Task details: Find every line in the records below that holds the word "Company", and copy it out.

Provided data:
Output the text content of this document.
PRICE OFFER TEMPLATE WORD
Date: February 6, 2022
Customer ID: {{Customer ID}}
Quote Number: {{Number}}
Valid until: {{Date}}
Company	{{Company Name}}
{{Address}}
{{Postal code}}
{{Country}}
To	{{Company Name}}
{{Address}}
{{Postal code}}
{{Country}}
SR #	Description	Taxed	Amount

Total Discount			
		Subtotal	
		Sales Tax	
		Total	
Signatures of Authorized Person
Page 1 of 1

Written reply:
Company	{{Company Name}}
To	{{Company Name}}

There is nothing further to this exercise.